Exercise prompt: Give every entry again, word for word and in full.

Records shown:
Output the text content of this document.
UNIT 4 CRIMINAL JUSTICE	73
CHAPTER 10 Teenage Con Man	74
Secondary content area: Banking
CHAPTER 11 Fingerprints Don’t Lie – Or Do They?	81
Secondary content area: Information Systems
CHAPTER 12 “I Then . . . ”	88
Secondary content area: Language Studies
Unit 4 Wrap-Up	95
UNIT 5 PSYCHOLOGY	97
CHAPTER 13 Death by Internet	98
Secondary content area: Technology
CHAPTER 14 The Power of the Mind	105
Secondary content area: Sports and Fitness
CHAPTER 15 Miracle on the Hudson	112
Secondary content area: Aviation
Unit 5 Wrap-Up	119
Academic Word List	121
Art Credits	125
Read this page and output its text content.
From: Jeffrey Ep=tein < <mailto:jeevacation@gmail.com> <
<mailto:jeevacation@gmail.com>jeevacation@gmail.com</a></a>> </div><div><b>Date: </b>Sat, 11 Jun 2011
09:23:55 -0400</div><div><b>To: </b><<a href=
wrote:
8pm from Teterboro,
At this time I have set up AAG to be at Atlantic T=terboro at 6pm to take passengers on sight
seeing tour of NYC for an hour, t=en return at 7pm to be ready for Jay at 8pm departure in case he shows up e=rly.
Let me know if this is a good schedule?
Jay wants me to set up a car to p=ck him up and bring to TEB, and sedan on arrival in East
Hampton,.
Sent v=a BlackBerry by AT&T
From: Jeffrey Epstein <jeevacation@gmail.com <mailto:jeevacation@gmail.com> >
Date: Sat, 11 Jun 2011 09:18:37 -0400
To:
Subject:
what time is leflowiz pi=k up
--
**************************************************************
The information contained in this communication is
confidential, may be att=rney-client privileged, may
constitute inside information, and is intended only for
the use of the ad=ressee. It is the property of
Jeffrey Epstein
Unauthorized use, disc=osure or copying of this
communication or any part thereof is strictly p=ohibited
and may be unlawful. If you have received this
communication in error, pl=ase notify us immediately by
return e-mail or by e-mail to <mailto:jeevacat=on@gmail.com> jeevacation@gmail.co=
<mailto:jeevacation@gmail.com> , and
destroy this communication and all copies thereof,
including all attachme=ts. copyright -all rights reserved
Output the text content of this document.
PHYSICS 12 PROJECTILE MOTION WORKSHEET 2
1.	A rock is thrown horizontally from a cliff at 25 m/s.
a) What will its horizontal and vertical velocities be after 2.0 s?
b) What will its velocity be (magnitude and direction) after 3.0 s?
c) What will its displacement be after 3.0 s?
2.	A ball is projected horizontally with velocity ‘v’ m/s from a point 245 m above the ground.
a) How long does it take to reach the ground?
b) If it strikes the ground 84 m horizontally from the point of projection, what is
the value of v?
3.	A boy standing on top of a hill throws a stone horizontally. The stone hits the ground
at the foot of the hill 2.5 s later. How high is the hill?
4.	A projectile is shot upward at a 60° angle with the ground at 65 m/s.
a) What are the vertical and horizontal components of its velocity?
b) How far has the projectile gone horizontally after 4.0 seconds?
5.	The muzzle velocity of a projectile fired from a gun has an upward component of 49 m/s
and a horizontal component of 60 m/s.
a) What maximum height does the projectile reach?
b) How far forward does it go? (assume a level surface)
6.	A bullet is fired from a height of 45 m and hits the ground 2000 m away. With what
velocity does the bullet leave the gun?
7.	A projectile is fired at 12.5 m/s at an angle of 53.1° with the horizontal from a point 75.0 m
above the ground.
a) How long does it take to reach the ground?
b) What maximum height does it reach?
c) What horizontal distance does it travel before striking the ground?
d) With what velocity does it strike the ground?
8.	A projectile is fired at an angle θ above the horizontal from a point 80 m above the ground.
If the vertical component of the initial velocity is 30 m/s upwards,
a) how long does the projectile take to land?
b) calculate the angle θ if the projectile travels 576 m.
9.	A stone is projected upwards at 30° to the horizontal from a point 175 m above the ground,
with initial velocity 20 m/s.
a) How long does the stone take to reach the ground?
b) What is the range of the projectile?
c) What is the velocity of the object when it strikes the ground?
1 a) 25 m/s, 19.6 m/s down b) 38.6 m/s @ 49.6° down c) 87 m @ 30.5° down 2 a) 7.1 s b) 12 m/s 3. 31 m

Response below:
Output the text content of this document.
UNIT 4 CRIMINAL JUSTICE	73
CHAPTER 10 Teenage Con Man	74
Secondary content area: Banking
CHAPTER 11 Fingerprints Don’t Lie – Or Do They?	81
Secondary content area: Information Systems
CHAPTER 12 “I Then . . . ”	88
Secondary content area: Language Studies
Unit 4 Wrap-Up	95
UNIT 5 PSYCHOLOGY	97
CHAPTER 13 Death by Internet	98
Secondary content area: Technology
CHAPTER 14 The Power of the Mind	105
Secondary content area: Sports and Fitness
CHAPTER 15 Miracle on the Hudson	112
Secondary content area: Aviation
Unit 5 Wrap-Up	119
Academic Word List	121
Art Credits	125
Read this page and output its text content.
From: Jeffrey Ep=tein < <mailto:jeevacation@gmail.com> <
<mailto:jeevacation@gmail.com>jeevacation@gmail.com</a></a>> </div><div><b>Date: </b>Sat, 11 Jun 2011
09:23:55 -0400</div><div><b>To: </b><<a href=
wrote:
8pm from Teterboro,
At this time I have set up AAG to be at Atlantic T=terboro at 6pm to take passengers on sight
seeing tour of NYC for an hour, t=en return at 7pm to be ready for Jay at 8pm departure in case he shows up e=rly.
Let me know if this is a good schedule?
Jay wants me to set up a car to p=ck him up and bring to TEB, and sedan on arrival in East
Hampton,.
Sent v=a BlackBerry by AT&T
From: Jeffrey Epstein <jeevacation@gmail.com <mailto:jeevacation@gmail.com> >
Date: Sat, 11 Jun 2011 09:18:37 -0400
To:
Subject:
what time is leflowiz pi=k up
--
**************************************************************
The information contained in this communication is
confidential, may be att=rney-client privileged, may
constitute inside information, and is intended only for
the use of the ad=ressee. It is the property of
Jeffrey Epstein
Unauthorized use, disc=osure or copying of this
communication or any part thereof is strictly p=ohibited
and may be unlawful. If you have received this
communication in error, pl=ase notify us immediately by
return e-mail or by e-mail to <mailto:jeevacat=on@gmail.com> jeevacation@gmail.co=
<mailto:jeevacation@gmail.com> , and
destroy this communication and all copies thereof,
including all attachme=ts. copyright -all rights reserved
Output the text content of this document.
PHYSICS 12 PROJECTILE MOTION WORKSHEET 2
1.	A rock is thrown horizontally from a cliff at 25 m/s.
a) What will its horizontal and vertical velocities be after 2.0 s?
b) What will its velocity be (magnitude and direction) after 3.0 s?
c) What will its displacement be after 3.0 s?
2.	A ball is projected horizontally with velocity ‘v’ m/s from a point 245 m above the ground.
a) How long does it take to reach the ground?
b) If it strikes the ground 84 m horizontally from the point of projection, what is
the value of v?
3.	A boy standing on top of a hill throws a stone horizontally. The stone hits the ground
at the foot of the hill 2.5 s later. How high is the hill?
4.	A projectile is shot upward at a 60° angle with the ground at 65 m/s.
a) What are the vertical and horizontal components of its velocity?
b) How far has the projectile gone horizontally after 4.0 seconds?
5.	The muzzle velocity of a projectile fired from a gun has an upward component of 49 m/s
and a horizontal component of 60 m/s.
a) What maximum height does the projectile reach?
b) How far forward does it go? (assume a level surface)
6.	A bullet is fired from a height of 45 m and hits the ground 2000 m away. With what
velocity does the bullet leave the gun?
7.	A projectile is fired at 12.5 m/s at an angle of 53.1° with the horizontal from a point 75.0 m
above the ground.
a) How long does it take to reach the ground?
b) What maximum height does it reach?
c) What horizontal distance does it travel before striking the ground?
d) With what velocity does it strike the ground?
8.	A projectile is fired at an angle θ above the horizontal from a point 80 m above the ground.
If the vertical component of the initial velocity is 30 m/s upwards,
a) how long does the projectile take to land?
b) calculate the angle θ if the projectile travels 576 m.
9.	A stone is projected upwards at 30° to the horizontal from a point 175 m above the ground,
with initial velocity 20 m/s.
a) How long does the stone take to reach the ground?
b) What is the range of the projectile?
c) What is the velocity of the object when it strikes the ground?
1 a) 25 m/s, 19.6 m/s down b) 38.6 m/s @ 49.6° down c) 87 m @ 30.5° down 2 a) 7.1 s b) 12 m/s 3. 31 m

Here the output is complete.